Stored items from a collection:

┌──

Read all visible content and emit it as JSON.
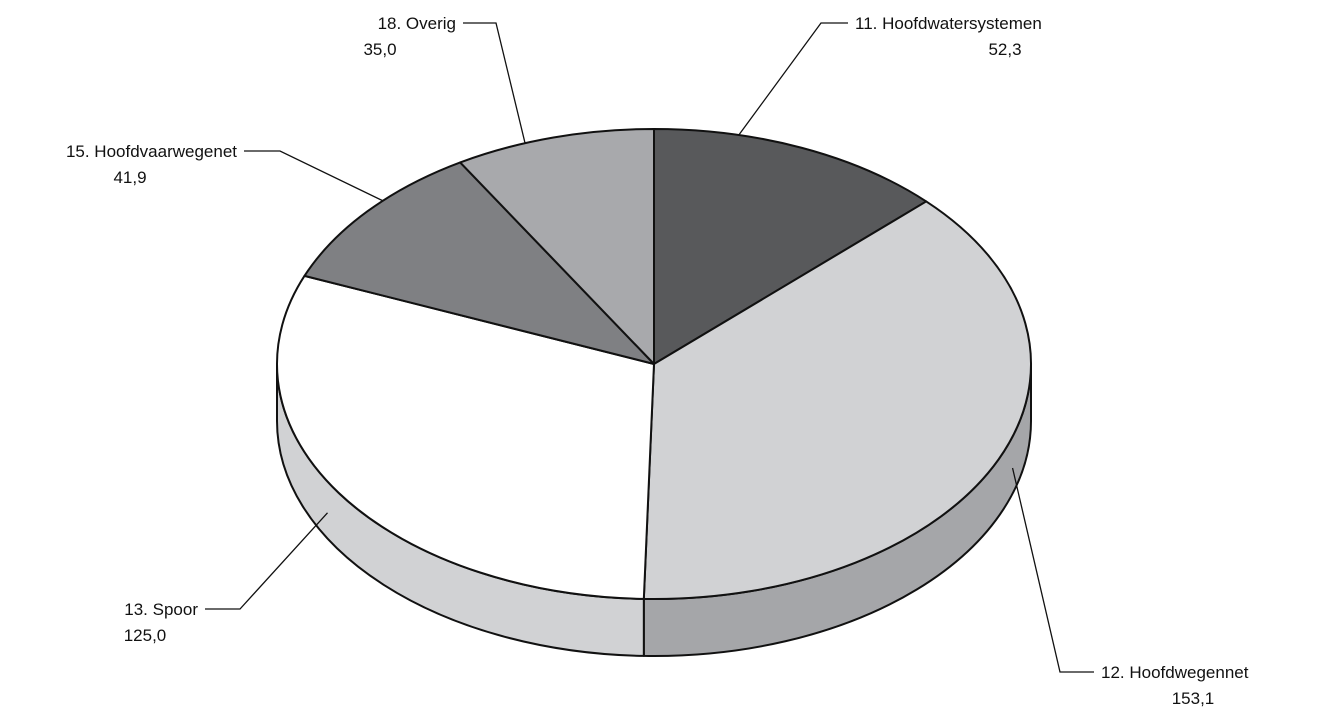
{
  "chart_data": {
    "type": "pie",
    "style": "3d",
    "categories": [
      "11. Hoofdwatersystemen",
      "12. Hoofdwegennet",
      "13. Spoor",
      "15. Hoofdvaarwegenet",
      "18. Overig"
    ],
    "values": [
      52.3,
      153.1,
      125.0,
      41.9,
      35.0
    ],
    "value_labels": [
      "52,3",
      "153,1",
      "125,0",
      "41,9",
      "35,0"
    ],
    "colors": {
      "top": [
        "#58595b",
        "#d1d2d4",
        "#ffffff",
        "#7f8083",
        "#a8a9ac"
      ],
      "side": [
        "#3f4042",
        "#a5a6a9",
        "#d1d2d4",
        "#5e5f62",
        "#86878a"
      ]
    },
    "title": "",
    "legend": "none"
  }
}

└──

## WHAT YOU NEED TO DO
Write out the listing word for word, omitting the pictures it holds.

## THE REPLY
Read all visible content and emit it as JSON.
{
  "chart_data": {
    "type": "pie",
    "style": "3d",
    "categories": [
      "11. Hoofdwatersystemen",
      "12. Hoofdwegennet",
      "13. Spoor",
      "15. Hoofdvaarwegenet",
      "18. Overig"
    ],
    "values": [
      52.3,
      153.1,
      125.0,
      41.9,
      35.0
    ],
    "value_labels": [
      "52,3",
      "153,1",
      "125,0",
      "41,9",
      "35,0"
    ],
    "colors": {
      "top": [
        "#58595b",
        "#d1d2d4",
        "#ffffff",
        "#7f8083",
        "#a8a9ac"
      ],
      "side": [
        "#3f4042",
        "#a5a6a9",
        "#d1d2d4",
        "#5e5f62",
        "#86878a"
      ]
    },
    "title": "",
    "legend": "none"
  }
}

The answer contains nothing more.